++++ Text segment
493 P.3d 94
Wash.2021Background
- Steven Long, who lived in his pickup truck, parked on City of Seattle property for over 72 hours and was cited under SMC 11.72.440(B); the truck was towed and impounded.
- Long told officers he lived in the truck and stored tools there; he could not move it because it was inoperable.
- At an impound hearing the magistrate found the parking infraction proved, waived the $44 ticket, reduced impound fees (from ~ $900 to $547.12), and imposed a $50/month payment plan; Long appealed.
- The superior court held the payment plan violated the homestead act and that the impoundment costs were unconstitutionally excessive under the federal Excessive Fines Clause, but it found the impoundment itself constitutional.
- The Court of Appeals invalidated the payment plan under the homestead act and rejected the excessive-fines challenge; the Washington Supreme Court granted review addressing the homestead, article I § 7, and excessive-fines issues.
- Holding: the Supreme Court held the truck was automatically a homestead under RCW 6.13.040(1) (no declaration required), but homestead protections had not been triggered because Seattle had not yet sought to collect; it held the impoundment and associated costs are "fines," an ability-to-pay inquiry is required, and the $547.12 payment plan was grossly disproportionate and therefore excessive; the case was remanded for proceedings consistent with the opinion.
Issues
| Issue | Plaintiff's Argument (Long) | Defendant's Argument (Seattle) | Held |
|---|---|---|---|
| Whether occupied personal property (a vehicle) must have a filed declaration to be an automatic homestead | RCW 6.13.040(1) automatically protects occupied personal property; no declaration needed | A declaration is required for "any other personal property" under the statute | Held for Long: occupied personal property is automatically protected under RCW 6.13.040(1); no declaration required |
| Whether the homestead act was violated by towing/impoundment or the payment plan (attachment/execution/forced sale) | Towing and threat of auction attached the homestead and payment plan coerced surrender of homestead protections | No attachment/execution/forced sale occurred because the city has not sought to collect; claim is premature | Held: homestead protection exists but did not yet apply because Seattle had not initiated collection/forced-sale procedures; Long’s homestead claim is premature (reversed superior court on homestead violation) |
| Whether impoundment violated article I, § 7 (privacy/home invasion) | City failed to consider alternatives and unreasonably deprived Long of his home | Impoundment was authorized by SMC 11.72.440 after notice; truck was inoperable so impoundment was reasonable | Held: claim generally waived on appeal; on merits impoundment was reasonable under Villela because officers had authority and alternatives were not available; no relief on § 7 claim |
| Whether the impoundment and assessed costs constitute an excessive fine under state/federal constitutions; and whether ability to pay must be considered | Impoundment and costs are punitive; ability to pay must be considered and here Long could not afford the $547.12 plan | The costs are remedial reimbursement (not punitive); a fine must be permanent to qualify; ability to pay is not central | Held for Long in part: impoundment/costs are at least partially punitive (thus "fines"); ability to pay is a required factor in proportionality; the $547.12 payment plan was grossly disproportionate to the offense and Long's means and therefore excessive — remand for further proceedings |
Key Cases Cited
- Austin v. United States, 509 U.S. 602 (1993) (civil sanctions with punitive aspects fall under the Excessive Fines Clause)
++++++++
++++ Given data
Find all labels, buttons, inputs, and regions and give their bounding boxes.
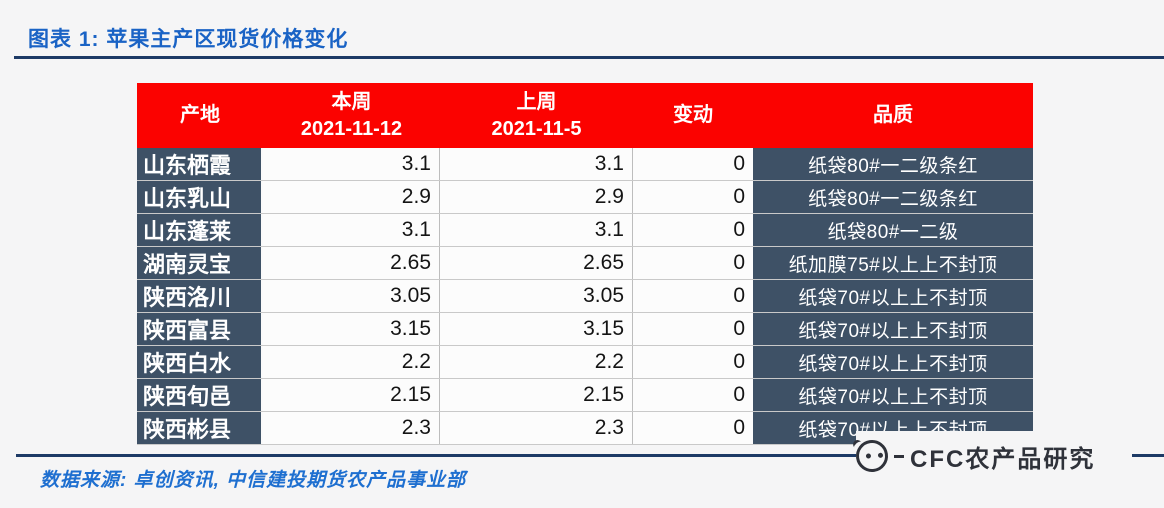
cell-origin: 陕西富县 <box>137 313 263 345</box>
cell-origin: 陕西洛川 <box>137 280 263 312</box>
column-header-last-week: 上周 2021-11-5 <box>491 90 582 140</box>
cell-change: 0 <box>633 181 753 213</box>
cell-change: 0 <box>633 247 753 279</box>
cell-last-week: 2.3 <box>440 412 633 444</box>
cell-last-week: 2.65 <box>440 247 633 279</box>
figure-title: 图表 1: 苹果主产区现货价格变化 <box>28 28 349 51</box>
cell-origin: 山东乳山 <box>137 181 263 213</box>
cfc-logo-icon <box>853 437 891 475</box>
table-row: 山东栖霞 3.1 3.1 0 纸袋80#一二级条红 <box>137 148 1033 181</box>
cell-origin: 山东栖霞 <box>137 148 263 180</box>
title-divider <box>14 56 1164 59</box>
cell-origin: 山东蓬莱 <box>137 214 263 246</box>
cell-quality: 纸加膜75#以上上不封顶 <box>753 247 1033 279</box>
table-header-row: 产地 本周 2021-11-12 上周 2021-11-5 变动 品质 <box>137 83 1033 148</box>
apple-price-table: 产地 本周 2021-11-12 上周 2021-11-5 变动 品质 山东栖霞… <box>137 83 1033 445</box>
cell-last-week: 3.1 <box>440 214 633 246</box>
cell-this-week: 2.65 <box>263 247 440 279</box>
cell-origin: 湖南灵宝 <box>137 247 263 279</box>
column-header-origin: 产地 <box>180 104 220 126</box>
cell-change: 0 <box>633 379 753 411</box>
cell-last-week: 2.2 <box>440 346 633 378</box>
column-header-change: 变动 <box>673 104 713 126</box>
cell-change: 0 <box>633 412 753 444</box>
cell-this-week: 3.1 <box>263 148 440 180</box>
cell-change: 0 <box>633 148 753 180</box>
cell-quality: 纸袋70#以上上不封顶 <box>753 379 1033 411</box>
cell-last-week: 3.1 <box>440 148 633 180</box>
column-header-quality: 品质 <box>873 104 913 126</box>
table-row: 湖南灵宝 2.65 2.65 0 纸加膜75#以上上不封顶 <box>137 247 1033 280</box>
watermark: CFC农产品研究 <box>853 431 1132 481</box>
data-source-note: 数据来源: 卓创资讯, 中信建投期货农产品事业部 <box>40 470 467 491</box>
table-row: 陕西富县 3.15 3.15 0 纸袋70#以上上不封顶 <box>137 313 1033 346</box>
cell-quality: 纸袋80#一二级 <box>753 214 1033 246</box>
cell-origin: 陕西彬县 <box>137 412 263 444</box>
table-row: 陕西旬邑 2.15 2.15 0 纸袋70#以上上不封顶 <box>137 379 1033 412</box>
table-body: 山东栖霞 3.1 3.1 0 纸袋80#一二级条红 山东乳山 2.9 2.9 0 纸袋80#一二级… <box>137 148 1033 445</box>
cell-this-week: 2.2 <box>263 346 440 378</box>
cell-this-week: 3.1 <box>263 214 440 246</box>
cell-change: 0 <box>633 313 753 345</box>
cell-this-week: 2.9 <box>263 181 440 213</box>
cell-quality: 纸袋70#以上上不封顶 <box>753 346 1033 378</box>
cell-last-week: 3.15 <box>440 313 633 345</box>
cell-quality: 纸袋70#以上上不封顶 <box>753 280 1033 312</box>
cell-last-week: 3.05 <box>440 280 633 312</box>
column-header-this-week: 本周 2021-11-12 <box>300 90 403 140</box>
cell-last-week: 2.15 <box>440 379 633 411</box>
table-row: 山东蓬莱 3.1 3.1 0 纸袋80#一二级 <box>137 214 1033 247</box>
cell-quality: 纸袋70#以上上不封顶 <box>753 313 1033 345</box>
cell-this-week: 2.3 <box>263 412 440 444</box>
watermark-dash <box>894 454 904 458</box>
table-row: 陕西白水 2.2 2.2 0 纸袋70#以上上不封顶 <box>137 346 1033 379</box>
table-row: 山东乳山 2.9 2.9 0 纸袋80#一二级条红 <box>137 181 1033 214</box>
bottom-divider <box>16 454 1164 457</box>
cell-quality: 纸袋80#一二级条红 <box>753 148 1033 180</box>
table-row: 陕西洛川 3.05 3.05 0 纸袋70#以上上不封顶 <box>137 280 1033 313</box>
watermark-text: CFC农产品研究 <box>910 445 1096 473</box>
cell-origin: 陕西白水 <box>137 346 263 378</box>
cell-quality: 纸袋80#一二级条红 <box>753 181 1033 213</box>
cell-this-week: 3.15 <box>263 313 440 345</box>
cell-this-week: 3.05 <box>263 280 440 312</box>
cell-last-week: 2.9 <box>440 181 633 213</box>
cell-change: 0 <box>633 346 753 378</box>
cell-origin: 陕西旬邑 <box>137 379 263 411</box>
cell-change: 0 <box>633 280 753 312</box>
cell-change: 0 <box>633 214 753 246</box>
cell-this-week: 2.15 <box>263 379 440 411</box>
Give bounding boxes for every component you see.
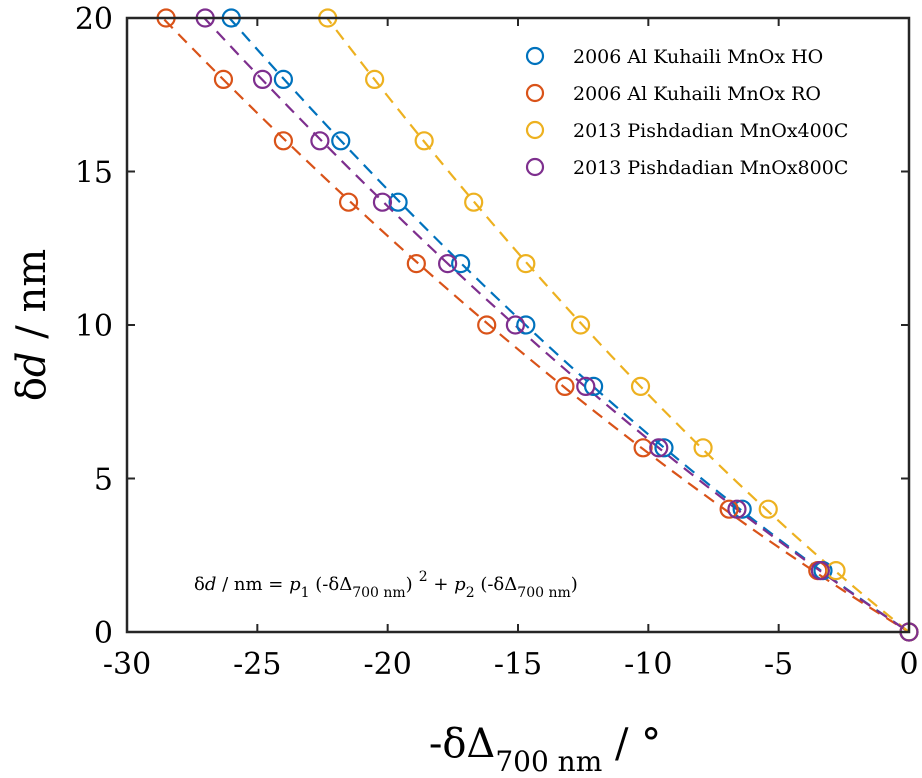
data-point	[630, 376, 651, 396]
legend-marker	[525, 120, 545, 140]
data-point	[388, 192, 408, 212]
data-point	[372, 192, 393, 212]
legend-label: 2013 Pishdadian MnOx800C	[573, 157, 848, 179]
data-point	[365, 69, 385, 90]
data-point	[451, 254, 471, 274]
y-axis-label-d: d	[9, 351, 55, 377]
y-axis-label-unit: / nm	[9, 249, 55, 352]
data-point	[273, 131, 293, 151]
data-point	[464, 192, 484, 212]
eq-part-k: p	[454, 574, 466, 595]
legend-marker	[525, 157, 545, 177]
eq-part-m: (-δΔ	[475, 574, 518, 595]
legend-label: 2013 Pishdadian MnOx400C	[573, 120, 848, 142]
y-tick-label: 5	[94, 463, 113, 498]
y-tick-label: 15	[75, 156, 113, 191]
eq-part-i: 2	[419, 569, 428, 585]
data-point	[252, 69, 273, 90]
fit-lines	[161, 18, 909, 632]
x-tick-label: -30	[103, 647, 151, 682]
x-axis-label-main: -δΔ	[429, 721, 495, 767]
y-axis-label: δd / nm	[9, 249, 55, 401]
data-point	[633, 438, 653, 458]
x-tick-label: -25	[233, 647, 281, 682]
x-axis-label: -δΔ700 nm / °	[429, 721, 661, 778]
data-point	[338, 192, 359, 212]
data-point	[583, 376, 604, 396]
y-axis-label-delta: δ	[9, 377, 55, 401]
fit-line	[202, 18, 909, 632]
eq-part-d: p	[289, 574, 301, 595]
eq-part-o: )	[571, 574, 578, 595]
eq-part-a: δ	[194, 574, 205, 595]
x-tick-label: -15	[494, 647, 542, 682]
y-tick-label: 0	[94, 616, 113, 651]
eq-part-b: d	[205, 574, 217, 595]
legend: 2006 Al Kuhaili MnOx HO 2006 Al Kuhaili M…	[525, 46, 848, 179]
data-point	[516, 315, 536, 335]
x-tick-label: -20	[364, 647, 412, 682]
data-point	[758, 499, 778, 519]
data-point	[719, 499, 739, 519]
eq-part-g: 700 nm	[352, 585, 405, 601]
data-point	[414, 131, 434, 151]
y-tick-label: 10	[75, 309, 113, 344]
x-axis-label-unit: / °	[602, 721, 661, 767]
x-tick-label: 0	[899, 647, 918, 682]
data-point	[810, 560, 830, 581]
x-tick-label: -10	[624, 647, 672, 682]
data-point	[555, 376, 575, 396]
x-axis-ticks: -30 -25 -20 -15 -10 -5 0	[103, 18, 919, 682]
eq-part-l: 2	[466, 585, 475, 601]
data-point	[649, 438, 669, 458]
data-point	[213, 69, 234, 90]
fit-line	[325, 18, 909, 632]
legend-marker	[525, 46, 545, 66]
eq-part-h: )	[406, 574, 413, 595]
eq-part-e: 1	[301, 585, 310, 601]
legend-marker	[525, 83, 545, 103]
x-axis-label-subscript: 700 nm	[495, 745, 602, 778]
data-point	[477, 315, 497, 335]
data-point	[406, 254, 426, 274]
data-point	[310, 131, 330, 151]
eq-part-j: +	[428, 574, 455, 595]
data-point	[654, 438, 674, 458]
data-point	[727, 499, 747, 519]
data-point	[826, 560, 846, 581]
data-point	[438, 254, 458, 274]
y-tick-label: 20	[75, 2, 113, 37]
data-point	[570, 315, 591, 335]
data-point	[331, 131, 351, 151]
eq-part-n: 700 nm	[517, 585, 570, 601]
data-point	[693, 438, 713, 458]
legend-label: 2006 Al Kuhaili MnOx HO	[573, 46, 823, 68]
y-axis-ticks: 0 5 10 15 20	[75, 2, 909, 651]
data-point	[576, 376, 596, 396]
data-point	[505, 315, 525, 335]
fit-equation-annotation: δd / nm = p1 (-δΔ700 nm) 2 + p2 (-δΔ700 n…	[194, 569, 578, 601]
data-point	[273, 69, 293, 90]
data-point	[516, 254, 536, 274]
legend-label: 2006 Al Kuhaili MnOx RO	[573, 83, 821, 105]
eq-part-f: (-δΔ	[310, 574, 353, 595]
x-tick-label: -5	[764, 647, 793, 682]
data-point	[732, 499, 752, 519]
eq-part-c: / nm =	[216, 574, 289, 595]
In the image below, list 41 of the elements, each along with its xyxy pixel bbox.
++++++++
## Problem
Can you resume the case summary about the impoundment of Steven Long's truck, starting right after its last sentence?

## Written answer
- Bajakajian v. United States, 524 U.S. 321 (1998) (gross disproportionality is the constitutional test for excessive fines)
- Timbs v. Indiana, 139 S. Ct. 682 (2019) (the Excessive Fines Clause applies to the states; historical context relevant)
- State v. Villela, 194 Wn.2d 451 (2019) (impoundment lawful only if officer reasonably determines no alternatives exist)
- State v. Clark, 124 Wn.2d 90 (1994) (analysis distinguishing remedial vs. punitive sanctions in excessiveness review)
- State v. Grocery Mfrs. Ass'n, 195 Wn.2d 442 (2020) (adopts proportionality factors for excessive-fines review)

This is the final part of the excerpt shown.